## EXERCISE DESCRIPTION
Find the lines below that contain the string "varer". Copy each one.

## RECORDS TO PROCESS
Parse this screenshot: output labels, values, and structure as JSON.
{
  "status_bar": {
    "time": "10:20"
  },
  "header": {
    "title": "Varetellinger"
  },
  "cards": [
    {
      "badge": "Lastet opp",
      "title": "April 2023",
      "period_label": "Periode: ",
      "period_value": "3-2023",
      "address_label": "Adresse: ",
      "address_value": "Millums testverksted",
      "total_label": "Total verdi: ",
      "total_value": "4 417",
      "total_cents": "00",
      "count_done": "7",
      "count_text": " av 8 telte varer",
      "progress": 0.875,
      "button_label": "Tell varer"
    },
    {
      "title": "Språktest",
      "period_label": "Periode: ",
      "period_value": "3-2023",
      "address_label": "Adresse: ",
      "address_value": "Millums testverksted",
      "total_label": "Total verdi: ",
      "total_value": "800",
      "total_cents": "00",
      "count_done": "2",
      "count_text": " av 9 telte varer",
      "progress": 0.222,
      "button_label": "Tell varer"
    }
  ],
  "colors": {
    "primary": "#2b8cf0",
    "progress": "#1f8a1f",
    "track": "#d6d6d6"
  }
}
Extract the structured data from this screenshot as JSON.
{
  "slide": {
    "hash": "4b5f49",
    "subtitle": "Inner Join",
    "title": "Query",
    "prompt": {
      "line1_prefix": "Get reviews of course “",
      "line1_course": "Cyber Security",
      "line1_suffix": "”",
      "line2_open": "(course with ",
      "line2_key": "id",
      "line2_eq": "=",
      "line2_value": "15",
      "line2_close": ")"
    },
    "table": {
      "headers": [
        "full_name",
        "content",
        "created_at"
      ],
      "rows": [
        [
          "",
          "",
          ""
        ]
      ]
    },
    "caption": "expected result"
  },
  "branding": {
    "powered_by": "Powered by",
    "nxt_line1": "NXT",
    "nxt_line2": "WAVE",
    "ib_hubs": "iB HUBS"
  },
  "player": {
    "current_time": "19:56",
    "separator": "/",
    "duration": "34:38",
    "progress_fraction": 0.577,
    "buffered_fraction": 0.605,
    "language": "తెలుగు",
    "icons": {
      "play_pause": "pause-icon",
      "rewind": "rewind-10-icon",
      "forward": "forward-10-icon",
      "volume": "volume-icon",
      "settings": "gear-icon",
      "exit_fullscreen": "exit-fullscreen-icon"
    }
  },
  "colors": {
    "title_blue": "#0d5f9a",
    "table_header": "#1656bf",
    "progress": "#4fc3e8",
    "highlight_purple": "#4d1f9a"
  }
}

## RESULT
      "count_text": " av 8 telte varer",
      "button_label": "Tell varer"
      "count_text": " av 9 telte varer",
      "button_label": "Tell varer"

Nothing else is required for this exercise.